GIVEN TASK: Note each line where "Mifchung" appears, and copy it.

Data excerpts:
━━━━━━━━━━

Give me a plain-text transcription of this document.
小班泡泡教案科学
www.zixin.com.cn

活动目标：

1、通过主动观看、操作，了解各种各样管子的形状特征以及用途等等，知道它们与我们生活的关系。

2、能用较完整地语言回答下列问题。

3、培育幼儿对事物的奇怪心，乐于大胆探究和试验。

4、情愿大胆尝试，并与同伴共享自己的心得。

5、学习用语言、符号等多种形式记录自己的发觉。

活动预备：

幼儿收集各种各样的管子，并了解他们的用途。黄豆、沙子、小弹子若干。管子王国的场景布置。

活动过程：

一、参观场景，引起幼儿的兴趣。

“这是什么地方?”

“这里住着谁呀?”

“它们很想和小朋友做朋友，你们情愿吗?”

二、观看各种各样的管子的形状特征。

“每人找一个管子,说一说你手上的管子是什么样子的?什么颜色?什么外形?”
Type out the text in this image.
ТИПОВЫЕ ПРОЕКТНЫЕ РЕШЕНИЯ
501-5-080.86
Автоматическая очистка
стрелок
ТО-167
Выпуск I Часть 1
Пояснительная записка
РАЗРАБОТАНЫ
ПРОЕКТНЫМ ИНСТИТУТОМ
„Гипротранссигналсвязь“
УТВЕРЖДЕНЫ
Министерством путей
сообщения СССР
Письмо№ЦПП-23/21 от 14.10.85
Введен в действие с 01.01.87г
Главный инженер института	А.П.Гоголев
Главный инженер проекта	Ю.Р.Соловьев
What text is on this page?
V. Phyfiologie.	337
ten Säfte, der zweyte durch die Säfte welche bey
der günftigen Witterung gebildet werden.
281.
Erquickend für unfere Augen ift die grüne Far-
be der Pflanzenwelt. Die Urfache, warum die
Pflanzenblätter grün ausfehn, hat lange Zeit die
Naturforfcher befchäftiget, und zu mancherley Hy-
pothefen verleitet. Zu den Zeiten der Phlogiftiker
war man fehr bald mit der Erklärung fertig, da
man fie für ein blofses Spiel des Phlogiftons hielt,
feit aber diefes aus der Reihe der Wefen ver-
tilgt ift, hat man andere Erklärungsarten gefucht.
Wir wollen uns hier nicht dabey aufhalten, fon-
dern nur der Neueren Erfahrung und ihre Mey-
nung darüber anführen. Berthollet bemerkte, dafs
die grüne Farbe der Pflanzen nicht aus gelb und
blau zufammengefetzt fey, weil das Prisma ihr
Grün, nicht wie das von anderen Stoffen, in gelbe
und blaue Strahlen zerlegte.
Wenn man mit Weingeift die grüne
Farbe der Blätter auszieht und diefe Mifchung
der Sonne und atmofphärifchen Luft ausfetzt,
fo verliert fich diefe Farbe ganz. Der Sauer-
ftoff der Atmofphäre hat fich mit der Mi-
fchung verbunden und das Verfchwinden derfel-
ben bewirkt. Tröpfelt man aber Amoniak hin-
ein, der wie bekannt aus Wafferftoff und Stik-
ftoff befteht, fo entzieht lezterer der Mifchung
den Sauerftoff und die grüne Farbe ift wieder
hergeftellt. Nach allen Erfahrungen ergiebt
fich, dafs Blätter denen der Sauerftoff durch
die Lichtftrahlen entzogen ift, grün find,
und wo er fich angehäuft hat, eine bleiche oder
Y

━━━━━━━━━━

THE ANSWER:
Farbe der Blätter auszieht und diefe Mifchung
ftoff befteht, fo entzieht lezterer der Mifchung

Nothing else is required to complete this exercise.